§ Goal of the exercise: Repeat every record exactly, but keep images out of the copy.

§ Collected data entries:
%%
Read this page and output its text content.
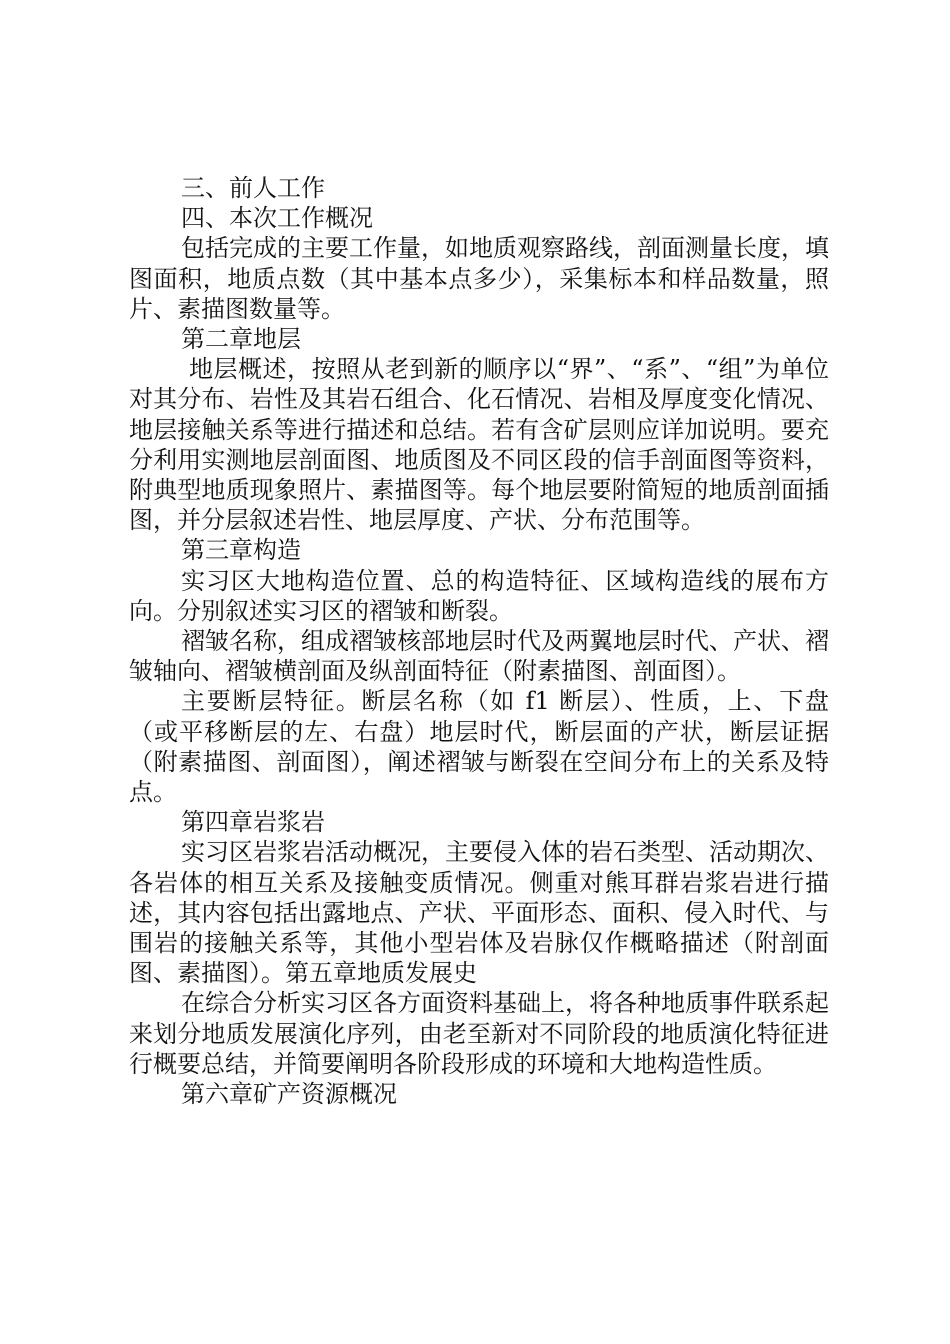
三、前人工作

四、本次工作概况

包括完成的主要工作量，如地质观察路线，剖面测量长度，填图面积，地质点数（其中基本点多少），采集标本和样品数量，照片、素描图数量等。

第二章地层

地层概述，按照从老到新的顺序以“界”、“系”、“组”为单位对其分布、岩性及其岩石组合、化石情况、岩相及厚度变化情况、地层接触关系等进行描述和总结。若有含矿层则应详加说明。要充分利用实测地层剖面图、地质图及不同区段的信手剖面图等资料，附典型地质现象照片、素描图等。每个地层要附简短的地质剖面插图，并分层叙述岩性、地层厚度、产状、分布范围等。

第三章构造

实习区大地构造位置、总的构造特征、区域构造线的展布方向。分别叙述实习区的褶皱和断裂。

褶皱名称，组成褶皱核部地层时代及两翼地层时代、产状、褶皱轴向、褶皱横剖面及纵剖面特征（附素描图、剖面图）。

主要断层特征。断层名称（如 f1 断层）、性质，上、下盘（或平移断层的左、右盘）地层时代，断层面的产状，断层证据（附素描图、剖面图），阐述褶皱与断裂在空间分布上的关系及特点。

第四章岩浆岩

实习区岩浆岩活动概况，主要侵入体的岩石类型、活动期次、各岩体的相互关系及接触变质情况。侧重对熊耳群岩浆岩进行描述，其内容包括出露地点、产状、平面形态、面积、侵入时代、与围岩的接触关系等，其他小型岩体及岩脉仅作概略描述（附剖面图、素描图）。第五章地质发展史

在综合分析实习区各方面资料基础上，将各种地质事件联系起来划分地质发展演化序列，由老至新对不同阶段的地质演化特征进行概要总结，并简要阐明各阶段形成的环境和大地构造性质。

第六章矿产资源概况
%%
§ Written solution:
Read this page and output its text content.
三、前人工作

四、本次工作概况

包括完成的主要工作量，如地质观察路线，剖面测量长度，填图面积，地质点数（其中基本点多少），采集标本和样品数量，照片、素描图数量等。

第二章地层

地层概述，按照从老到新的顺序以“界”、“系”、“组”为单位对其分布、岩性及其岩石组合、化石情况、岩相及厚度变化情况、地层接触关系等进行描述和总结。若有含矿层则应详加说明。要充分利用实测地层剖面图、地质图及不同区段的信手剖面图等资料，附典型地质现象照片、素描图等。每个地层要附简短的地质剖面插图，并分层叙述岩性、地层厚度、产状、分布范围等。

第三章构造

实习区大地构造位置、总的构造特征、区域构造线的展布方向。分别叙述实习区的褶皱和断裂。

褶皱名称，组成褶皱核部地层时代及两翼地层时代、产状、褶皱轴向、褶皱横剖面及纵剖面特征（附素描图、剖面图）。

主要断层特征。断层名称（如 f1 断层）、性质，上、下盘（或平移断层的左、右盘）地层时代，断层面的产状，断层证据（附素描图、剖面图），阐述褶皱与断裂在空间分布上的关系及特点。

第四章岩浆岩

实习区岩浆岩活动概况，主要侵入体的岩石类型、活动期次、各岩体的相互关系及接触变质情况。侧重对熊耳群岩浆岩进行描述，其内容包括出露地点、产状、平面形态、面积、侵入时代、与围岩的接触关系等，其他小型岩体及岩脉仅作概略描述（附剖面图、素描图）。第五章地质发展史

在综合分析实习区各方面资料基础上，将各种地质事件联系起来划分地质发展演化序列，由老至新对不同阶段的地质演化特征进行概要总结，并简要阐明各阶段形成的环境和大地构造性质。

第六章矿产资源概况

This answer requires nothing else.